## PROVIDED TEXT
WHO says evidence on widespread need for booster doses still limited
…recommends for populations in greatest need
Evidence on the need for a widespread administration booster doses, following primary vaccination rounds remains limited and inconclusive, the World Health Organisation (WHO) has said.
It said introducing booster should be strictly guided by evidence on waning vaccine effectiveness, in particular a decline in protection against severe disease in the general population and in high-risk populations.
In an Interim statement on booster doses for COVID-19 vaccination with support of the Strategic Advisory Group of Experts (SAGE) on Immunization, the group recommends that booster doses be targeted at only groups with the greatest need.
It raised concerns that with lingering constraints on global vaccine supply, broad-based administration of booster doses risks worsening existing inequities in vaccine access.
It is capable of driving up demand and diverting supply, while priority populations in some countries, or in subnational settings, have not yet received a primary vaccination series.
“The focus remains on urgently increasing global vaccination coverage with the primary series driven by the objective to protect against severe disease,” the statement read.
There has been a growing push to administer booster doses in vaccine manufacturers bid to address waning immunity after full COVID-19 vaccination.
Pfizer-BioNTech and Moderna have sought approval for use in the US while AstraZeneca is considering developing a variant vaccine against emerging strains.

## DATA
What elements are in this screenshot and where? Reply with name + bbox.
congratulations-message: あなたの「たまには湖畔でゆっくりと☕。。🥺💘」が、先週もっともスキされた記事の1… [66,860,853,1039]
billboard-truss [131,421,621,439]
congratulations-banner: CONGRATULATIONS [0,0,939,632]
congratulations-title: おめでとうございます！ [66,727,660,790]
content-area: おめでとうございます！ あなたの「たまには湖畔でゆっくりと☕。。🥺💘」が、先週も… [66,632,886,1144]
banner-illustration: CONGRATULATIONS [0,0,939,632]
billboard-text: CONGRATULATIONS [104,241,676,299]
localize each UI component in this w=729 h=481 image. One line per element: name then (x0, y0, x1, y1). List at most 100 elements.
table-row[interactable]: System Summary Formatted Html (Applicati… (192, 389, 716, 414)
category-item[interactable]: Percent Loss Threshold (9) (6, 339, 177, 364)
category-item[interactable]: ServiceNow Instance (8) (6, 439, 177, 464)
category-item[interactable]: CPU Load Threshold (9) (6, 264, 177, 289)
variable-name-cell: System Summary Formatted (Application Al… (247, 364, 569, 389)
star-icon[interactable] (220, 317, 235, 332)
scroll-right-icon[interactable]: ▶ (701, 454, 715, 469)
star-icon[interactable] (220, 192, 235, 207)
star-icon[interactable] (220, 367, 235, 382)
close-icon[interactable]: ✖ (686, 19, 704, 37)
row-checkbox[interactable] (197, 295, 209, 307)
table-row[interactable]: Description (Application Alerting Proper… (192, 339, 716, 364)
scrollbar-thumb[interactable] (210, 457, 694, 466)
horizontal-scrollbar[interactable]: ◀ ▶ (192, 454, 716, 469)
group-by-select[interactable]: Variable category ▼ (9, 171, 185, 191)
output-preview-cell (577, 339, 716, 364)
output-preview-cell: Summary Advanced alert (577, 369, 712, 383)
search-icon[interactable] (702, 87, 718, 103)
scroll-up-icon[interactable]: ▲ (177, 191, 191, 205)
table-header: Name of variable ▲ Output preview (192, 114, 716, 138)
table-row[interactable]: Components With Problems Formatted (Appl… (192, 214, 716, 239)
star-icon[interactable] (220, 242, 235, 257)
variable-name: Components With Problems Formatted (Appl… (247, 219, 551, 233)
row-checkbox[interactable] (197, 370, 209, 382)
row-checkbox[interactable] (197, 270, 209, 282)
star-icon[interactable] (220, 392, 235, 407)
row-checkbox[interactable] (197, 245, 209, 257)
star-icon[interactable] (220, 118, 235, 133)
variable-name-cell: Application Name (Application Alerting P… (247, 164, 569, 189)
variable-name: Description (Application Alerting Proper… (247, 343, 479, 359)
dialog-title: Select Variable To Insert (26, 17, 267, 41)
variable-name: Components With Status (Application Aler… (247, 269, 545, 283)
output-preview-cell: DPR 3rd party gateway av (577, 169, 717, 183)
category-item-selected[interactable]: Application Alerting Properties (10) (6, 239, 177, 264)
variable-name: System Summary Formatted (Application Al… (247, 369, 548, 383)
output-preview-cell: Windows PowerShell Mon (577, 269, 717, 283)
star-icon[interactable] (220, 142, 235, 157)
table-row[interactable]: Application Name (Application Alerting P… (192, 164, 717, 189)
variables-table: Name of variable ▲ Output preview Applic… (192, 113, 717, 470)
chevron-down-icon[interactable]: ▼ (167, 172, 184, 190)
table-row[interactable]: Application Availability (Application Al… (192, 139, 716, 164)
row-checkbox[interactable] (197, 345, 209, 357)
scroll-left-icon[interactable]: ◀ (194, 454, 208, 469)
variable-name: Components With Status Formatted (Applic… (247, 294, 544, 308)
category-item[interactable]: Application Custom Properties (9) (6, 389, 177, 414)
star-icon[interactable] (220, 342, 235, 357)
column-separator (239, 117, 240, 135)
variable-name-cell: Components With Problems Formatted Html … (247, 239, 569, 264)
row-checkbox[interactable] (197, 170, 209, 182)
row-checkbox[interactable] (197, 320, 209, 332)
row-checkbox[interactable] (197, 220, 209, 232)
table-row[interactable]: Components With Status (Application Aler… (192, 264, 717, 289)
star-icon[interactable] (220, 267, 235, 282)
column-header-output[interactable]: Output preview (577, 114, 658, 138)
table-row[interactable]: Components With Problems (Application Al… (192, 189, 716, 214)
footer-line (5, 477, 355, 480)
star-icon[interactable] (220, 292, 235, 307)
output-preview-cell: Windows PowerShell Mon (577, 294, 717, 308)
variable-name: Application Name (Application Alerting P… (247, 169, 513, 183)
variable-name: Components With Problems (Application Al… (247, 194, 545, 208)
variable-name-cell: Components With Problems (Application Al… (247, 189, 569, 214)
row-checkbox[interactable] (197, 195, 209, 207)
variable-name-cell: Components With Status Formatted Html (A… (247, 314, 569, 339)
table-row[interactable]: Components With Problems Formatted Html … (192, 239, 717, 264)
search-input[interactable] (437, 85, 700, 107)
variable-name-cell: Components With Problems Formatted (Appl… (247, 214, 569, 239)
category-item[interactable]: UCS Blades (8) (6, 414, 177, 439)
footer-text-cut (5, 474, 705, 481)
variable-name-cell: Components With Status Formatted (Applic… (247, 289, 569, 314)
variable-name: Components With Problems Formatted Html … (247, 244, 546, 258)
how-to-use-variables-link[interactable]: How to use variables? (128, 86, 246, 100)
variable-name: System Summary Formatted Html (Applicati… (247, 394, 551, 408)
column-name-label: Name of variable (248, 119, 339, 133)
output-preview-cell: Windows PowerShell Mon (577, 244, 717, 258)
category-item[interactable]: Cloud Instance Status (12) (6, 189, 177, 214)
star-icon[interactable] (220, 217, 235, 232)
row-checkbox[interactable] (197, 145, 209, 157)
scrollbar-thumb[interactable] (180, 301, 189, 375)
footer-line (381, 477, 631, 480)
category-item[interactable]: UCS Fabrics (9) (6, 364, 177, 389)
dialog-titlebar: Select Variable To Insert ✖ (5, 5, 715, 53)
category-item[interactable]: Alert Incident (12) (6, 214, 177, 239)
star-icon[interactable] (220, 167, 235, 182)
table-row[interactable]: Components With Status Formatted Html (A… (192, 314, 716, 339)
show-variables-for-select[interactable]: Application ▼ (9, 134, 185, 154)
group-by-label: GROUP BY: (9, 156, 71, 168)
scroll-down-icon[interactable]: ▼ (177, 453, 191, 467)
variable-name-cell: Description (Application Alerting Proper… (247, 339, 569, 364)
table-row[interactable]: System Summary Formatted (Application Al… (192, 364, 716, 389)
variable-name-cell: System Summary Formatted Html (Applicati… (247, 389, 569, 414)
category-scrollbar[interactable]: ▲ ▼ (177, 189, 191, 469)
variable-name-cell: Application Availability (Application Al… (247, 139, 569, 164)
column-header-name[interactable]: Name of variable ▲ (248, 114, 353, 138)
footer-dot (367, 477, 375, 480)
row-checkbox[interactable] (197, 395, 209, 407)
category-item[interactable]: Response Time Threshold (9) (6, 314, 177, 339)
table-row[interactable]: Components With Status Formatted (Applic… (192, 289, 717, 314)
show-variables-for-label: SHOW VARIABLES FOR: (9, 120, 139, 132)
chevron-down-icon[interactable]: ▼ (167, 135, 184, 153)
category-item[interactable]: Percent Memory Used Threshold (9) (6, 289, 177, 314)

## SET OF TASKS
(a) Reproduce the WHO booster article from "It said introducing" to "in high-risk populations.".
(b) In the WHO booster article, which two vaccine makers have sought approval for booster use in the US?
(c) Translate this sentence from the WHO booster article into Spanish: "It raised concerns that with lingering constraints on global vaccine supply, broad-based administration of booster doses risks worsening existing inequities in vaccine access."

## OUTPUTS FOR THE TASKS
(a)
It said introducing booster should be strictly guided by evidence on waning vaccine effectiveness, in particular a decline in protection against severe disease in the general population and in high-risk populations.

(b) Pfizer-BioNTech and Moderna.

(c) Expresó su preocupación de que, con las persistentes limitaciones en el suministro mundial de vacunas, la administración generalizada de dosis de refuerzo corre el riesgo de agravar las desigualdades existentes en el acceso a las vacunas.